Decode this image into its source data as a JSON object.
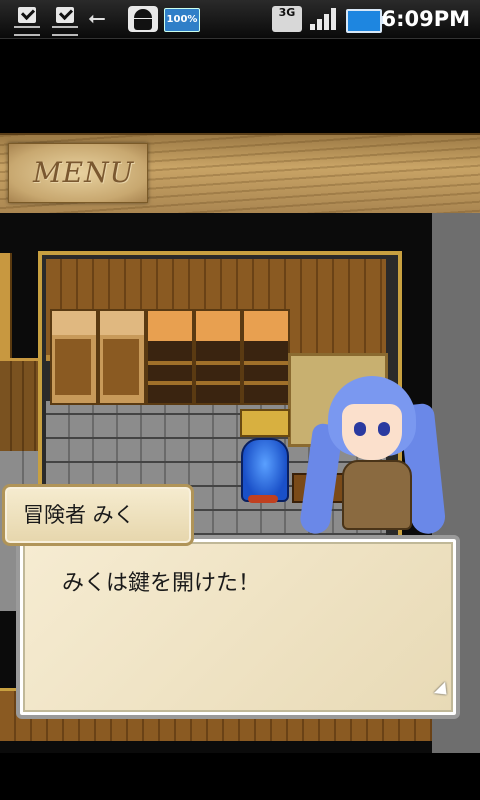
{
  "status_bar": {
    "icons": [
      "notification-check-icon",
      "notification-check-icon",
      "usb-icon",
      "android-debug-icon",
      "battery-100-icon",
      "3g-data-icon",
      "signal-icon",
      "battery-icon"
    ],
    "battery_badge": "100%",
    "network": "3G",
    "time": "6:09PM"
  },
  "menu": {
    "label": "MENU"
  },
  "dialogue": {
    "speaker": "冒険者 みく",
    "message": "みくは鍵を開けた！"
  }
}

━━━━

## Written task
Omit all pictures while transcribing the entries verbatim.

## The result
Decode this image into its source data as a JSON object.
{
  "status_bar": {
    "icons": [
      "notification-check-icon",
      "notification-check-icon",
      "usb-icon",
      "android-debug-icon",
      "battery-100-icon",
      "3g-data-icon",
      "signal-icon",
      "battery-icon"
    ],
    "battery_badge": "100%",
    "network": "3G",
    "time": "6:09PM"
  },
  "menu": {
    "label": "MENU"
  },
  "dialogue": {
    "speaker": "冒険者 みく",
    "message": "みくは鍵を開けた！"
  }
}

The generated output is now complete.